EXERCISE DIRECTIONS> Provide a single number: the count of lines containing the string "учредителя".

╭─ TASK MATERIAL

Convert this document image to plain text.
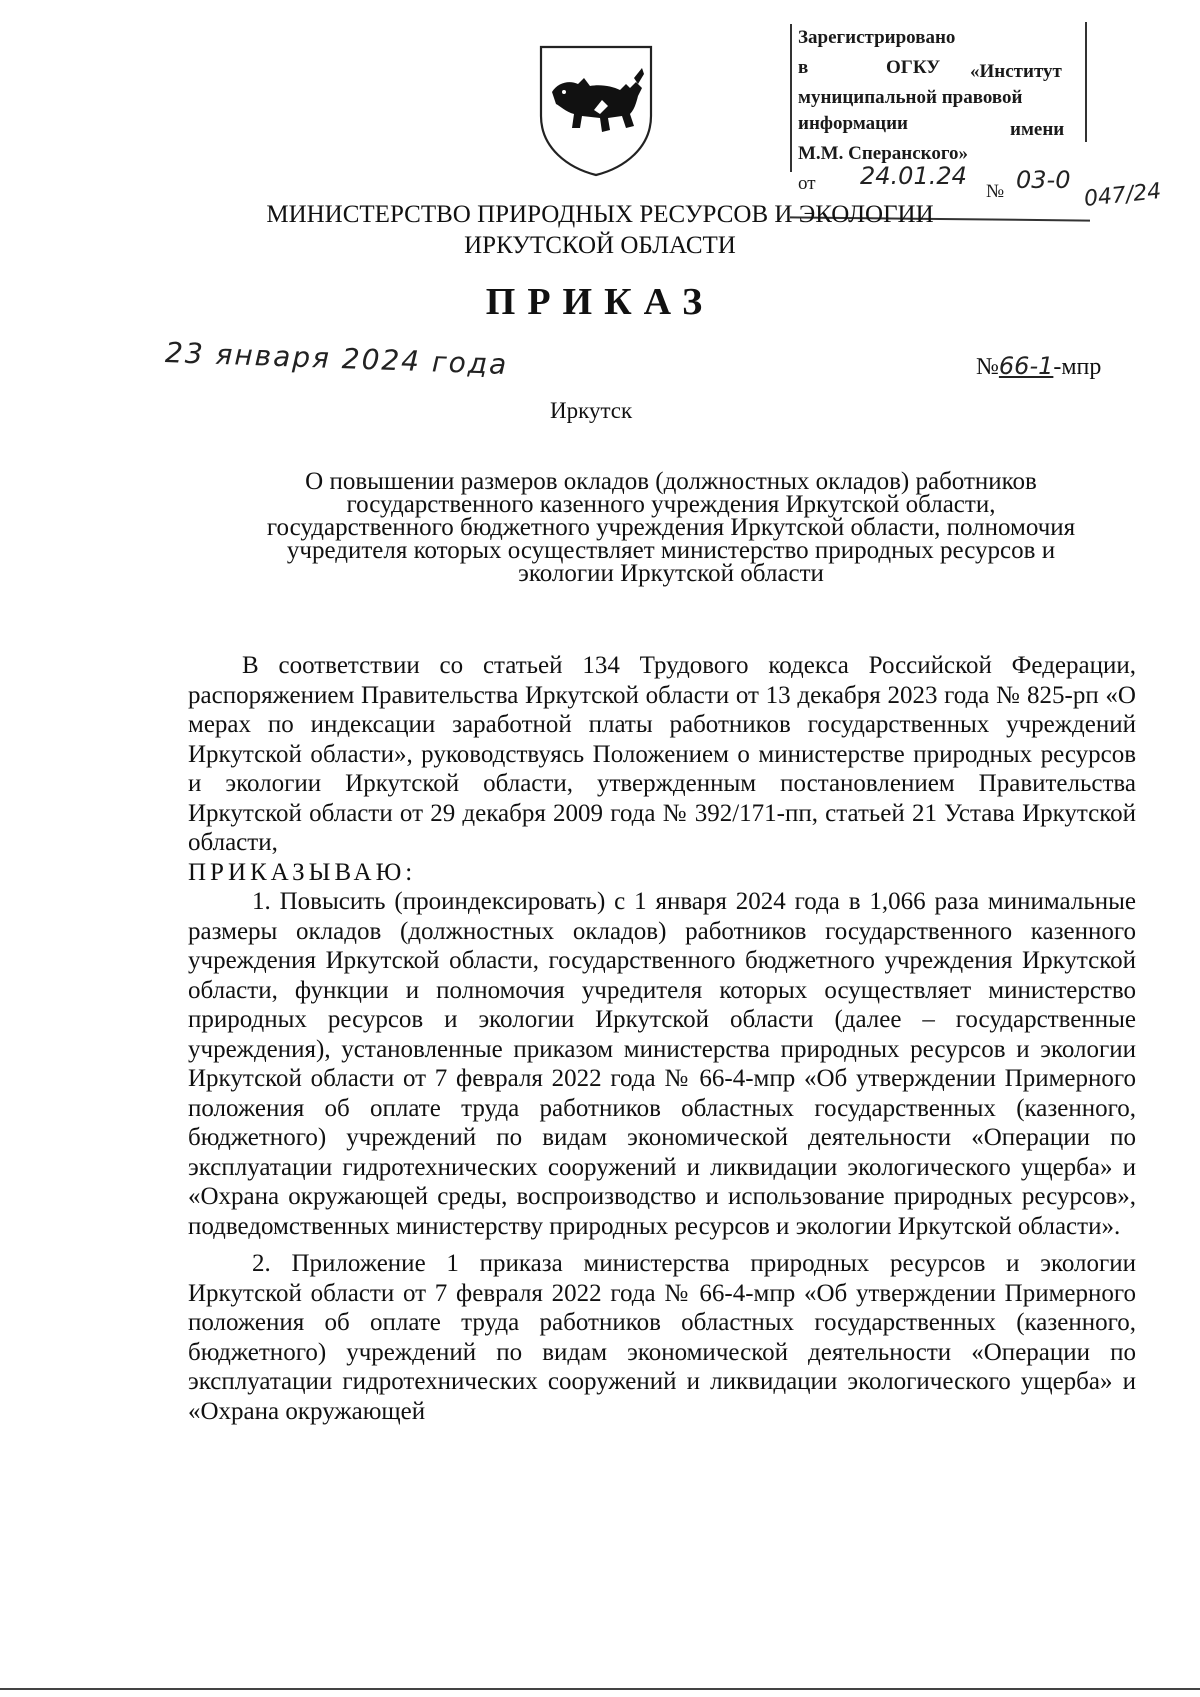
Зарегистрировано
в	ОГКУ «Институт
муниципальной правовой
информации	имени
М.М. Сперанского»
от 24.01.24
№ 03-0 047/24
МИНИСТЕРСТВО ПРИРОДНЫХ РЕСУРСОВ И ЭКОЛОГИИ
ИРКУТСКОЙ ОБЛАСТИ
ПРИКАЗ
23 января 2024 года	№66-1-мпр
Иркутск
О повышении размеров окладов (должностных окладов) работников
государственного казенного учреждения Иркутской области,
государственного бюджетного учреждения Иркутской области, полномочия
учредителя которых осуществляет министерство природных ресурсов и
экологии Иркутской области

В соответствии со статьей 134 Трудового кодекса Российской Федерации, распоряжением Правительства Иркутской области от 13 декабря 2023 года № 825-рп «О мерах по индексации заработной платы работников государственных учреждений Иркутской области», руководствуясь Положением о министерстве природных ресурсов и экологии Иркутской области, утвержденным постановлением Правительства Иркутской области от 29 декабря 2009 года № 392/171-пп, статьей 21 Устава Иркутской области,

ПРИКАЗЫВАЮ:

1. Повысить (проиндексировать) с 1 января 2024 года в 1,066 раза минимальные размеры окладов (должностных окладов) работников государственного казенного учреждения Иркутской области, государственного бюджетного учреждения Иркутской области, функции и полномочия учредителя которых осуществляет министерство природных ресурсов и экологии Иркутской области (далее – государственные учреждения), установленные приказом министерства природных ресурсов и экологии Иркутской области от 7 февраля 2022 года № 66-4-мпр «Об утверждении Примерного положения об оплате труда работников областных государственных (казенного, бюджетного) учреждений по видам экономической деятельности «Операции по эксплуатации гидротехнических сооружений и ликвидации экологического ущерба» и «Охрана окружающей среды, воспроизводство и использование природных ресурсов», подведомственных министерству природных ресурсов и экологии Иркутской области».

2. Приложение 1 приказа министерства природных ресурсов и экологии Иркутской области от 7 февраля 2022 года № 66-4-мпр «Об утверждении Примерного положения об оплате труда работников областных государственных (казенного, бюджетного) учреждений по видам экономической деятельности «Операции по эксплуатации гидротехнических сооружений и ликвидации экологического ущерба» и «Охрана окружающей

╰─
╭─ TASK MATERIAL

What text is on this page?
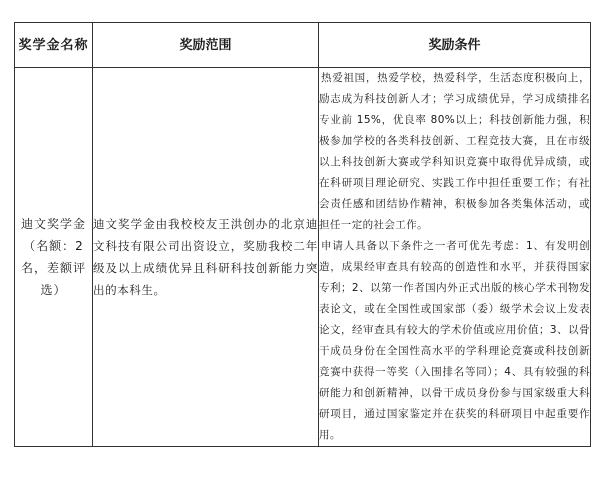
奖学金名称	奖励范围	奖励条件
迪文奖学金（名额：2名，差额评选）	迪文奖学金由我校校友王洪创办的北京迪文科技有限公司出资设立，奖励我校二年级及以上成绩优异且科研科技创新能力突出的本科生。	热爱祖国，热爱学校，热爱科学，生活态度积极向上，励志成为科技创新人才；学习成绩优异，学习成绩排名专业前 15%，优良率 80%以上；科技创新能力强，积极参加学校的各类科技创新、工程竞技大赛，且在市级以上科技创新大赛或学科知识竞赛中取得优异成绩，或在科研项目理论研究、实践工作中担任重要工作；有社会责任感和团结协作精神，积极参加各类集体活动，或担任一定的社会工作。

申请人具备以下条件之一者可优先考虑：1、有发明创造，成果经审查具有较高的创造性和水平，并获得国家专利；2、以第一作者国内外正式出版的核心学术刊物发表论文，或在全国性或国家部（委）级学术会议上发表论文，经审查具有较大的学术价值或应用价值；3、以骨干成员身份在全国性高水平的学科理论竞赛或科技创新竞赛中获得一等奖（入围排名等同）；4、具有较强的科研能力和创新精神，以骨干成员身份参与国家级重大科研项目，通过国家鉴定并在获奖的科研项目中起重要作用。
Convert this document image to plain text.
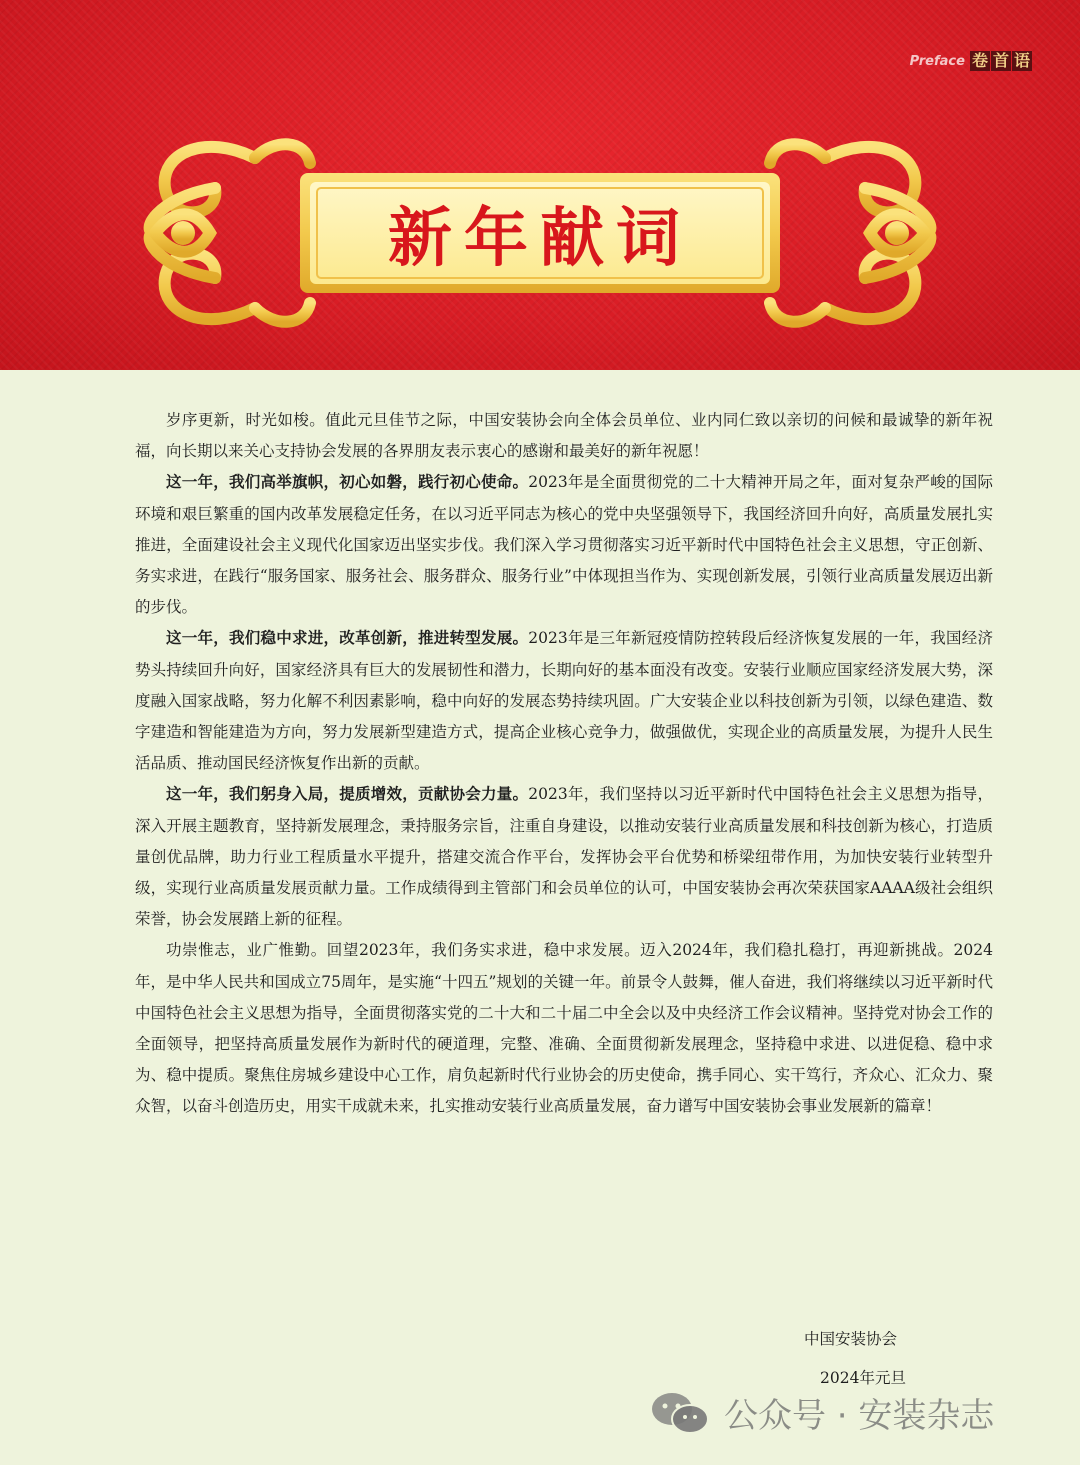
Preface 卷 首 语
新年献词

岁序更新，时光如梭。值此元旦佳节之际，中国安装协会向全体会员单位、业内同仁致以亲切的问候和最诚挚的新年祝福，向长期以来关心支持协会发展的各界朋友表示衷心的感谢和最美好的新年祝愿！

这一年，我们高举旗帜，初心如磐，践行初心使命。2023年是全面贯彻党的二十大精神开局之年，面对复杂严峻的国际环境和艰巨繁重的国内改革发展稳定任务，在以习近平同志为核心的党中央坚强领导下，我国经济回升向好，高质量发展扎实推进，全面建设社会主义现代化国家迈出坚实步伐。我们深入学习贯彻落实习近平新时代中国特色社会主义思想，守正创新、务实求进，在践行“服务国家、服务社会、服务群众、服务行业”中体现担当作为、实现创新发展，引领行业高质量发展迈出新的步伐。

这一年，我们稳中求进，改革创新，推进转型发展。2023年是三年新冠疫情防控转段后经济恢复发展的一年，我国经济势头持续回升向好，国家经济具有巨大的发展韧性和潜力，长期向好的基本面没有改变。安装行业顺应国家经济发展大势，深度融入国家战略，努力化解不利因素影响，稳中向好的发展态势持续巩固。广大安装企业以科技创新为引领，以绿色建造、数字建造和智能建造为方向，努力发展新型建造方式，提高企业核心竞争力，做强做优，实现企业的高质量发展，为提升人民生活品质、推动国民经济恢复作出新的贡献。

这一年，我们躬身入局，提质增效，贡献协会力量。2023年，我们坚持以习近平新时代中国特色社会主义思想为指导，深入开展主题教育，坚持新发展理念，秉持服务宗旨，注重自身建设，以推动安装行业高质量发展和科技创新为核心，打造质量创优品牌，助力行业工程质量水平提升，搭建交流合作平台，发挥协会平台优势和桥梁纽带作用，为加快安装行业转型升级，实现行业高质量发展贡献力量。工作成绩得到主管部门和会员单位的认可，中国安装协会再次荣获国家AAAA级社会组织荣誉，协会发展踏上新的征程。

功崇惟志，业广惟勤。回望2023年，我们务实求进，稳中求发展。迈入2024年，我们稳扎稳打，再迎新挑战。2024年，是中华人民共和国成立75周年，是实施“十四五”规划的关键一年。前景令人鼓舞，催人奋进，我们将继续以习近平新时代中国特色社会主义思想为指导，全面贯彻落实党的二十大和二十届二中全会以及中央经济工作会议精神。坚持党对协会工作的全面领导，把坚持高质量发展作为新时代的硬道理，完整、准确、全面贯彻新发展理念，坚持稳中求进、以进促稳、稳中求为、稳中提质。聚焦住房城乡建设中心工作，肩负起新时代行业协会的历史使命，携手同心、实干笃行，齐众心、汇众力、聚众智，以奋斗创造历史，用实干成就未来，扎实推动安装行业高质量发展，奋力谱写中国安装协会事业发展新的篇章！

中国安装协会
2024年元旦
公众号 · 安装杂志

╰─

TASK ANSWER> 2